Figure collection entries
■ ■ ■

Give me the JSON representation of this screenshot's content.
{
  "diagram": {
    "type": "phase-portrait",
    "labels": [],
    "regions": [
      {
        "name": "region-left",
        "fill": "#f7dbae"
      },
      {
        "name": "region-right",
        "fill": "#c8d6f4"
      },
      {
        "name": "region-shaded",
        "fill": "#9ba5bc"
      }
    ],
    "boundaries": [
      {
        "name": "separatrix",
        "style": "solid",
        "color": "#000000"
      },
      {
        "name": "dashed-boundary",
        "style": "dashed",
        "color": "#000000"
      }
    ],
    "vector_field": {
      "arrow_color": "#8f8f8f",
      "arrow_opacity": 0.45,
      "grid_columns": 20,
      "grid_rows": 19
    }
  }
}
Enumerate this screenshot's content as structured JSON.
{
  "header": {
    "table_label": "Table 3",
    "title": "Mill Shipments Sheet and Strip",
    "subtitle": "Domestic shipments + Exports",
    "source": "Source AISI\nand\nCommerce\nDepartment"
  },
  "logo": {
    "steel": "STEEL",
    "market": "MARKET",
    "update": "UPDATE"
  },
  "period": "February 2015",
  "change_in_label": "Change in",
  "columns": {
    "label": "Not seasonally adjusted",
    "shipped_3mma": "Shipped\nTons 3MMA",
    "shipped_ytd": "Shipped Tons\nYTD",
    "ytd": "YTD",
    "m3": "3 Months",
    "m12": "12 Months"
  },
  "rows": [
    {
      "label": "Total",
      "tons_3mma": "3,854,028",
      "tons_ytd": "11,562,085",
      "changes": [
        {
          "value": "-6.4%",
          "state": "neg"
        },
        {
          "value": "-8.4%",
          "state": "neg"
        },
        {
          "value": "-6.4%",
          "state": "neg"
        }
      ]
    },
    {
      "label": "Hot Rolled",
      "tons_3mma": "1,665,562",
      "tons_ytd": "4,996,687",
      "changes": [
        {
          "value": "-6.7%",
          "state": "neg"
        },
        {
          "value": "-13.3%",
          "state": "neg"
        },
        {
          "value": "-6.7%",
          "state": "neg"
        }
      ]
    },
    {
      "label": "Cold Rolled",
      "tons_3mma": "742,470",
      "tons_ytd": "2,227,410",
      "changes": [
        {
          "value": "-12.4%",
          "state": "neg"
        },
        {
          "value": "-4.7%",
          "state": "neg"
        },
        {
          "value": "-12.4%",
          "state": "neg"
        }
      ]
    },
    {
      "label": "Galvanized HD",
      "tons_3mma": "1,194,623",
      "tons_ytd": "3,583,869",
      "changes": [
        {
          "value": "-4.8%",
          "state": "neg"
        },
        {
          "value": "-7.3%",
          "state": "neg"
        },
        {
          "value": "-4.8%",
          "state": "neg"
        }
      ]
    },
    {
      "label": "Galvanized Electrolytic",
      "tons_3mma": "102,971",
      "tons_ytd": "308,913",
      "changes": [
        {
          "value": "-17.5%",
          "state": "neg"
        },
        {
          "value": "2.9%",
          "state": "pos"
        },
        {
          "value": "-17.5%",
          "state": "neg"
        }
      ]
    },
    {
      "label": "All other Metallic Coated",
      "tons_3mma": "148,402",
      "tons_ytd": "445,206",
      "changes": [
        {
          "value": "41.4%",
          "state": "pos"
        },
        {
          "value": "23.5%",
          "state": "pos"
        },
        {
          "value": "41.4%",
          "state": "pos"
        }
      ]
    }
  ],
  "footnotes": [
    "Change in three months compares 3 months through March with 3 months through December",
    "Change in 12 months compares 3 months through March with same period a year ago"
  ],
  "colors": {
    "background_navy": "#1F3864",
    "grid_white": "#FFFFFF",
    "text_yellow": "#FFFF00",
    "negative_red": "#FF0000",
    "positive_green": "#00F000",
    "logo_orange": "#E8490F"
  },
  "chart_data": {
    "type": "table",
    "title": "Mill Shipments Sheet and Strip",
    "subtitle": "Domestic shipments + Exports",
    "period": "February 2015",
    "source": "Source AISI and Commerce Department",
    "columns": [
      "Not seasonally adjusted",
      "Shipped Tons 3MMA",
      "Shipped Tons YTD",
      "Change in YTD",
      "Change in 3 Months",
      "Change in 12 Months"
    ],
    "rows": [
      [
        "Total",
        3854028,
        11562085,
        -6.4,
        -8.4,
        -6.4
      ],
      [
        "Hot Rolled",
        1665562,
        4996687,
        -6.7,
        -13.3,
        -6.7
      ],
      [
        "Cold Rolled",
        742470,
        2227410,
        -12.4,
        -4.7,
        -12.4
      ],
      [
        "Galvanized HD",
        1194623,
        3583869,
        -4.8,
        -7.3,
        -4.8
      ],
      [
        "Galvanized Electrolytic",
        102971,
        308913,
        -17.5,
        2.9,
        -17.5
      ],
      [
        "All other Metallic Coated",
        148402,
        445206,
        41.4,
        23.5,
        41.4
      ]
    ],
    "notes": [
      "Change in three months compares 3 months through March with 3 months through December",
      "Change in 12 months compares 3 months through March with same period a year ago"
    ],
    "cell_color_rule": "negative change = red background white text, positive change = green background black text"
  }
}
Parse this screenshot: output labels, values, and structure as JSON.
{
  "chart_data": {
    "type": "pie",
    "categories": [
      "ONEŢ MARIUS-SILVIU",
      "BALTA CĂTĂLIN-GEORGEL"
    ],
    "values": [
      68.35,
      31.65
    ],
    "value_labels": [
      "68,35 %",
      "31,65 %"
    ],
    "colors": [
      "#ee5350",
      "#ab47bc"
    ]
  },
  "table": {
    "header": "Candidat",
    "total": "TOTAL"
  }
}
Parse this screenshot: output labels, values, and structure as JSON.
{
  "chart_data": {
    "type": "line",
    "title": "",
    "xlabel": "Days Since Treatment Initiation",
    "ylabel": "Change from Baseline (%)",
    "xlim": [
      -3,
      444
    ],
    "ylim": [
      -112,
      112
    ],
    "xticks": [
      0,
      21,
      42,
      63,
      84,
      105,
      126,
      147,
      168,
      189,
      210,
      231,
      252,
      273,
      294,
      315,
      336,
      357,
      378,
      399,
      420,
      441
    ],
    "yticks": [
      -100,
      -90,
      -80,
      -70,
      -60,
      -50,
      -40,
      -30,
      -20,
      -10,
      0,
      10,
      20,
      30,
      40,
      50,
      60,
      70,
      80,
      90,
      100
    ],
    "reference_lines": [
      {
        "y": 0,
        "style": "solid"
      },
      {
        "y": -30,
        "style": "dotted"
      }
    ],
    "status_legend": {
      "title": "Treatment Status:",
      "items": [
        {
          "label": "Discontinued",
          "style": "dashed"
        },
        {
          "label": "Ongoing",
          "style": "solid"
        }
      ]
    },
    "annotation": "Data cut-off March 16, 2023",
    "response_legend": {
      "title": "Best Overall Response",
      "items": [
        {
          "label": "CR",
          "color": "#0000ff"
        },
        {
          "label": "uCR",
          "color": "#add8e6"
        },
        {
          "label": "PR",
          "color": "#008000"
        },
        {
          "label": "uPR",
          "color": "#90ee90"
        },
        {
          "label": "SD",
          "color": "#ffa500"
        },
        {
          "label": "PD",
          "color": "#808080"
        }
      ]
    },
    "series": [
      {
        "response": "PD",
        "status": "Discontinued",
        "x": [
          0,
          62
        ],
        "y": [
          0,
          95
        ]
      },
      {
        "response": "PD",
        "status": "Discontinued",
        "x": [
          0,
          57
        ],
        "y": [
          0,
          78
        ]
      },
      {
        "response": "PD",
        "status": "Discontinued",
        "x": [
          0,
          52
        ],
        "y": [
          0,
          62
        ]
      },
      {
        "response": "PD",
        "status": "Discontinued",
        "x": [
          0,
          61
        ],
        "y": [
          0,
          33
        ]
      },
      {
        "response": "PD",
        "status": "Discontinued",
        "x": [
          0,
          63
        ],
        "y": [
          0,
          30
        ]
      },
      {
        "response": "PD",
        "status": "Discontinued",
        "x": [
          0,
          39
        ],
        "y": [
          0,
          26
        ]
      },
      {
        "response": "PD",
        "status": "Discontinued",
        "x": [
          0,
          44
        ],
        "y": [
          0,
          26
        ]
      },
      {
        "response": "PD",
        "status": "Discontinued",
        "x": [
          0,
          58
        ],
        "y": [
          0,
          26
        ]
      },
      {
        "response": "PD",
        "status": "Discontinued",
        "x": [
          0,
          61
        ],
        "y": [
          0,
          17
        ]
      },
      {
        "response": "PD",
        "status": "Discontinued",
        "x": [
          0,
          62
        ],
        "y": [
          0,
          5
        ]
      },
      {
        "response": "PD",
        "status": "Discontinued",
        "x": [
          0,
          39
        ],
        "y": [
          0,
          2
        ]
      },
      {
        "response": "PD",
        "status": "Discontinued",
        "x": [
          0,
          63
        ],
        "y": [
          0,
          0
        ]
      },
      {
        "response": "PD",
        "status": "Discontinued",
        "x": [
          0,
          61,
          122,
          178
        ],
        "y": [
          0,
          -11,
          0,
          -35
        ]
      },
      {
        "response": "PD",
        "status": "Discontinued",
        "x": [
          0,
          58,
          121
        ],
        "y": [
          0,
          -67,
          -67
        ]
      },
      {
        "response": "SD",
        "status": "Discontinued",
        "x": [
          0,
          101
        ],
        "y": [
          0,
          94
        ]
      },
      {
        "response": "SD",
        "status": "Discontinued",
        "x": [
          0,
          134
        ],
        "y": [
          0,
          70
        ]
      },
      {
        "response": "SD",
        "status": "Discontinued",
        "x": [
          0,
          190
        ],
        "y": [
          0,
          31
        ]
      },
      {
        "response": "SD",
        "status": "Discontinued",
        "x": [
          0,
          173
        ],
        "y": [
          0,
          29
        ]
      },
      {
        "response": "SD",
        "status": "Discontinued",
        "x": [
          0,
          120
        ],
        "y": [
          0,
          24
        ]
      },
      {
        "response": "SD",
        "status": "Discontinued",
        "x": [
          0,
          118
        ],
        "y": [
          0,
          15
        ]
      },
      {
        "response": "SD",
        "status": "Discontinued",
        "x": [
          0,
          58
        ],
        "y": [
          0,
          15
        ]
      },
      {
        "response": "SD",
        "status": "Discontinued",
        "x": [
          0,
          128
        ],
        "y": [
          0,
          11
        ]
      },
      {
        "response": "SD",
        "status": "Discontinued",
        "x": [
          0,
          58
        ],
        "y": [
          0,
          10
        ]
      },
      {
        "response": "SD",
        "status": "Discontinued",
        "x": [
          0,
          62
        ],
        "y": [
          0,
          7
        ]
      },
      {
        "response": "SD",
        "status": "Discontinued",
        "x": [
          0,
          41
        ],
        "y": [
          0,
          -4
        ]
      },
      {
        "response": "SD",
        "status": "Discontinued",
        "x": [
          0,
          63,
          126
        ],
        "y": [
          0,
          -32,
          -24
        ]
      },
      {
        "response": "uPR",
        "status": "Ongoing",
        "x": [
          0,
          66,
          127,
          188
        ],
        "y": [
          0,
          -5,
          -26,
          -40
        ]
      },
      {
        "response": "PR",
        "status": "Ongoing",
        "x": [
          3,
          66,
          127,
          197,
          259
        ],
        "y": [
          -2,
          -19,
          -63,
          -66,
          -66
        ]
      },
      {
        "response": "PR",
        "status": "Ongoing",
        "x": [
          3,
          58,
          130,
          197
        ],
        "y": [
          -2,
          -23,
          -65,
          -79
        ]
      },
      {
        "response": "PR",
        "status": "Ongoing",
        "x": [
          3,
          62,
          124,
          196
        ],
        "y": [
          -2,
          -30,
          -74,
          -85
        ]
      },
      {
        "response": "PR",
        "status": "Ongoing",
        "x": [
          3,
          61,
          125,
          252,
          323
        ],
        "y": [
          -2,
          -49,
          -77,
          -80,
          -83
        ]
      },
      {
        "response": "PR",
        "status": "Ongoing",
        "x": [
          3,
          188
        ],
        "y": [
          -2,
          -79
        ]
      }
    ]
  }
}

■ ■ ■

__WHAT TO PRODUCE__: Search the records for the word "Galvanized". Copy every line that has it.

__WRITTEN ANSWER__:
      "label": "Galvanized HD",
      "label": "Galvanized Electrolytic",
        "Galvanized HD",
        "Galvanized Electrolytic",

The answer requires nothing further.